- Input for this task:
╔══

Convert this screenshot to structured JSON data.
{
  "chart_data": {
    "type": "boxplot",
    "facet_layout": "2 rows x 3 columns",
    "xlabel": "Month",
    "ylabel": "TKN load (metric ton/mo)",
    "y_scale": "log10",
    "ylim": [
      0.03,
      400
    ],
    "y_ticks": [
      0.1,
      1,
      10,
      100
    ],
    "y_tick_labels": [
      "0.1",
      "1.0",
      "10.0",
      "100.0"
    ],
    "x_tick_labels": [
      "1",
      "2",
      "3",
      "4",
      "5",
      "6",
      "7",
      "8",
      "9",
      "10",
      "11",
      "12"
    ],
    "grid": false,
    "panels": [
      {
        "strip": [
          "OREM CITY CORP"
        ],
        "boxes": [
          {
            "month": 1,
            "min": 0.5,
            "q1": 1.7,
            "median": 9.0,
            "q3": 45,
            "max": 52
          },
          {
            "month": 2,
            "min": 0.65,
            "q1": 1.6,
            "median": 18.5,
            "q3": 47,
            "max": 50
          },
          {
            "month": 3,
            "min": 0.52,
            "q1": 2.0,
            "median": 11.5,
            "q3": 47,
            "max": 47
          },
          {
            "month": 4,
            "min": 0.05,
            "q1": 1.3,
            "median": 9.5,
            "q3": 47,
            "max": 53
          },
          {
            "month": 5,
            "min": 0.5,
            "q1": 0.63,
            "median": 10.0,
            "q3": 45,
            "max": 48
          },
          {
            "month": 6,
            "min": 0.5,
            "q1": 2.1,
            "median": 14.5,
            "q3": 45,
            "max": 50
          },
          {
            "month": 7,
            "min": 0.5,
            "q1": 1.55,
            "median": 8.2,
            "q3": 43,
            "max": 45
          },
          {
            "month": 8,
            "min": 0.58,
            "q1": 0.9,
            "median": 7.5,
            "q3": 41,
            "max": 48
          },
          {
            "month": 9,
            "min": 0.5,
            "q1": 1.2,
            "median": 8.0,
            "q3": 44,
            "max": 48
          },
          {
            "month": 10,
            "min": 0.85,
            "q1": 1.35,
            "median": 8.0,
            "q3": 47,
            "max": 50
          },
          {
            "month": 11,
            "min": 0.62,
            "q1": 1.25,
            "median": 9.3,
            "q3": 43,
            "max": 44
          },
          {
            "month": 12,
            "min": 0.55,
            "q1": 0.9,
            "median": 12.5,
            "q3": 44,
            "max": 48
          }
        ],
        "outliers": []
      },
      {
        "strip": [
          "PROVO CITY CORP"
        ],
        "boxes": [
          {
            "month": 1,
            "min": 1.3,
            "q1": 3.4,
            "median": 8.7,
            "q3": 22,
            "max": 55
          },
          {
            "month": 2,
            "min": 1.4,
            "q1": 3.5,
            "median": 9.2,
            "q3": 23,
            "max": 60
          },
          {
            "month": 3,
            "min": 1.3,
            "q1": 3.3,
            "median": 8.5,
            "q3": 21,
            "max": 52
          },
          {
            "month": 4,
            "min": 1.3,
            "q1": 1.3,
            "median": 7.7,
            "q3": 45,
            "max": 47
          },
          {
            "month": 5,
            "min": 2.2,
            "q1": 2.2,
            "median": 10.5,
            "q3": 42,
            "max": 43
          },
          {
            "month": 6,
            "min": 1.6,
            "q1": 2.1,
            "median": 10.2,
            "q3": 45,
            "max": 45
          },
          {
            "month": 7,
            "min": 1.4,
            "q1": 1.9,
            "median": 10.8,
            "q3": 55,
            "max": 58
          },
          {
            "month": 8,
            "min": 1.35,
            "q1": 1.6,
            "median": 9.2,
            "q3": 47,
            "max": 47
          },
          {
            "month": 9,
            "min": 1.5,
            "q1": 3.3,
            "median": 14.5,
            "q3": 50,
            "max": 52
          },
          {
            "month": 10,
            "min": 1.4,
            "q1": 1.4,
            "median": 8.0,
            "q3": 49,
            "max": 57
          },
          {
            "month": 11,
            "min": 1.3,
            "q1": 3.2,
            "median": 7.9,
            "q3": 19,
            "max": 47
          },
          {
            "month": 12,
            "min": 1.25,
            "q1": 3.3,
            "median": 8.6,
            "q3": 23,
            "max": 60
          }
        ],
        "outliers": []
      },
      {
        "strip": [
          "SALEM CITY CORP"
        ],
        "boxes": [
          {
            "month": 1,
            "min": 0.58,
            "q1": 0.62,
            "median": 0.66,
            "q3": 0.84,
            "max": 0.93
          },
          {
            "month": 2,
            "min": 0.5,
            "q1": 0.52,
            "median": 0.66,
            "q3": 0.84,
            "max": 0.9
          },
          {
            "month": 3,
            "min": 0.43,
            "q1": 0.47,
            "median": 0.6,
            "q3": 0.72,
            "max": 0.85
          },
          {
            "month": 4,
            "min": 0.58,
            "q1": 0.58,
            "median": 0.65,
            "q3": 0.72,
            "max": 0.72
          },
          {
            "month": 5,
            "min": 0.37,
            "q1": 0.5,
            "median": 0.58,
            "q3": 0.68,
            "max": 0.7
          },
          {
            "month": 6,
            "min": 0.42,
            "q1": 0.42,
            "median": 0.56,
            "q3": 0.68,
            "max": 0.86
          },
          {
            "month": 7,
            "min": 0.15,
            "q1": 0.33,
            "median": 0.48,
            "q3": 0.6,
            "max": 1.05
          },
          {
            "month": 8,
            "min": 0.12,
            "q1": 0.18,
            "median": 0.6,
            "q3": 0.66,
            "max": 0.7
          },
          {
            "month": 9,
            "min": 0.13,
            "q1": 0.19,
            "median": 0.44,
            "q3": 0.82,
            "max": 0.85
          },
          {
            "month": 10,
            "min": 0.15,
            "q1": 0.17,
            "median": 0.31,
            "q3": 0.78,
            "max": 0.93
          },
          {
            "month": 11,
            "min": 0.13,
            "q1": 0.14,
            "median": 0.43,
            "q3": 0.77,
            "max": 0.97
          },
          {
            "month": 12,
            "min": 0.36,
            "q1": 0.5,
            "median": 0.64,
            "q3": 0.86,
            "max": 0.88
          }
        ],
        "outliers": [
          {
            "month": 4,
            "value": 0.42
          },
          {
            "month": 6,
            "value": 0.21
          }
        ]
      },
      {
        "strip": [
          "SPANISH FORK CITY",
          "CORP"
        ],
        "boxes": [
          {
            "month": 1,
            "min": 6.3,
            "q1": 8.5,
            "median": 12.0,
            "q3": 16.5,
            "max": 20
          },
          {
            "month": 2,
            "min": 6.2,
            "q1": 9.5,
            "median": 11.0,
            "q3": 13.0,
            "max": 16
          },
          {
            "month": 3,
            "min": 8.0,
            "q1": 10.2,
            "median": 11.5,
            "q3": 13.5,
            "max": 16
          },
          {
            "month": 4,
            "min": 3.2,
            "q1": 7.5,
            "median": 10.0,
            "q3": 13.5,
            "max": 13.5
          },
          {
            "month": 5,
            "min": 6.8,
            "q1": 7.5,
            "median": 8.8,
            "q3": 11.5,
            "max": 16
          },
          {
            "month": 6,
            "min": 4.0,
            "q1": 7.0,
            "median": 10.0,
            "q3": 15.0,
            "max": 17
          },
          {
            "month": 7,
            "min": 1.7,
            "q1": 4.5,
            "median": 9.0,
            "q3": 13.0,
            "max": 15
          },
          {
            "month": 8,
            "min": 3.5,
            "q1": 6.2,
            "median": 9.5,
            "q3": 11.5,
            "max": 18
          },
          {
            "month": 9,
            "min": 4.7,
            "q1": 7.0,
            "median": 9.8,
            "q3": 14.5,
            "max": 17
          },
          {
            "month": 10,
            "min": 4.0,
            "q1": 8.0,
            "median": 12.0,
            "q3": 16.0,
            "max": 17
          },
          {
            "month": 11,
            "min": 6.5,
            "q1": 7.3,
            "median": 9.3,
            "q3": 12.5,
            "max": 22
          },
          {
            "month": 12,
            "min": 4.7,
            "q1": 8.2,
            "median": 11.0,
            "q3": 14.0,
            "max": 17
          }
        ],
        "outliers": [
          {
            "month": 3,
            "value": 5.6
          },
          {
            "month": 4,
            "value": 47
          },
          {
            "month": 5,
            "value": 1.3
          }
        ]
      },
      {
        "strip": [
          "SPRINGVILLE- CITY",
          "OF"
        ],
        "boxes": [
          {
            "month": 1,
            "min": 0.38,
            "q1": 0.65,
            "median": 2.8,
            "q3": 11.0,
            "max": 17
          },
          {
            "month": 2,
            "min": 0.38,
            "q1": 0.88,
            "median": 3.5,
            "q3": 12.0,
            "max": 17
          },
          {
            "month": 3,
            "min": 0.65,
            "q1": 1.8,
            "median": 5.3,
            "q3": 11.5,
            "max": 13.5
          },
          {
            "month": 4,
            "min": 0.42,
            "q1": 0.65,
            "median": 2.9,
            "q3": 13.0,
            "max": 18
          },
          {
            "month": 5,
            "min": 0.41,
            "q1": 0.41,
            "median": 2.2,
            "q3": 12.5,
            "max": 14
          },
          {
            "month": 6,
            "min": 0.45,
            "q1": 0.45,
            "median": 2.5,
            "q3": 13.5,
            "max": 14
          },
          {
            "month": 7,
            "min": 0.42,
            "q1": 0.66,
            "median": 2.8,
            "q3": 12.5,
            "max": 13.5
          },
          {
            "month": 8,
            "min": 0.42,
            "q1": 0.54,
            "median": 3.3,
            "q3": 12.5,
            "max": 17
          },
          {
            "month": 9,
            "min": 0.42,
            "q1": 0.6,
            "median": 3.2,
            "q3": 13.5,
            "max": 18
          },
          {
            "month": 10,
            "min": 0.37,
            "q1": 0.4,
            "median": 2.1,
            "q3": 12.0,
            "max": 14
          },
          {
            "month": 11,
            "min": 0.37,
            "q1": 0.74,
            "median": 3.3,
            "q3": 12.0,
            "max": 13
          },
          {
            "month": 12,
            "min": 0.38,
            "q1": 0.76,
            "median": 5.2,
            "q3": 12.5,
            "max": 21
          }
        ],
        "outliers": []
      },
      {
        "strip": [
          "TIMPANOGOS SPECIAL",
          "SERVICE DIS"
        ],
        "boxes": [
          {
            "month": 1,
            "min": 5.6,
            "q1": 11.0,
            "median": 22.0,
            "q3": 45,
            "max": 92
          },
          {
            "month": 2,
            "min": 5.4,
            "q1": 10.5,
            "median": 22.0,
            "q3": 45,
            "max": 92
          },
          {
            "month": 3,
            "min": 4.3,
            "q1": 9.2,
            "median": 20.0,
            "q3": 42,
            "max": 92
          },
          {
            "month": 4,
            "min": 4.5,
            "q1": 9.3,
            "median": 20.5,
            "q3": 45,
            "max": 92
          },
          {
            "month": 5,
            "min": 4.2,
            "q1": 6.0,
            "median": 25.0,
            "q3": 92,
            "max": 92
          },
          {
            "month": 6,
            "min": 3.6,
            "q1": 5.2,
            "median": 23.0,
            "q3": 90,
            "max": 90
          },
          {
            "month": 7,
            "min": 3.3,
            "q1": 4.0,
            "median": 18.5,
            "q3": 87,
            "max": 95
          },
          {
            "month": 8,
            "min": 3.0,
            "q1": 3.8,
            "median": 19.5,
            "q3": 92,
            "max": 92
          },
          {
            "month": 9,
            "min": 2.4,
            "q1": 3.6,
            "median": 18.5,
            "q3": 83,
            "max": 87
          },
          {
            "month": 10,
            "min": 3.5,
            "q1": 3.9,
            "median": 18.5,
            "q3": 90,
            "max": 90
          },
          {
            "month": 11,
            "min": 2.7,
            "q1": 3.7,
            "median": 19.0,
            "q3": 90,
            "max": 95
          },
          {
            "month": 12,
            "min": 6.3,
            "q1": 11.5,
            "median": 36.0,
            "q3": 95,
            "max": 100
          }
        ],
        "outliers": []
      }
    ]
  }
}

╚══

- Exercise: Locate the string "CORP" in the listing above and copy every line where it occurs.

- Reply:
          "OREM CITY CORP"
          "PROVO CITY CORP"
          "SALEM CITY CORP"
          "CORP"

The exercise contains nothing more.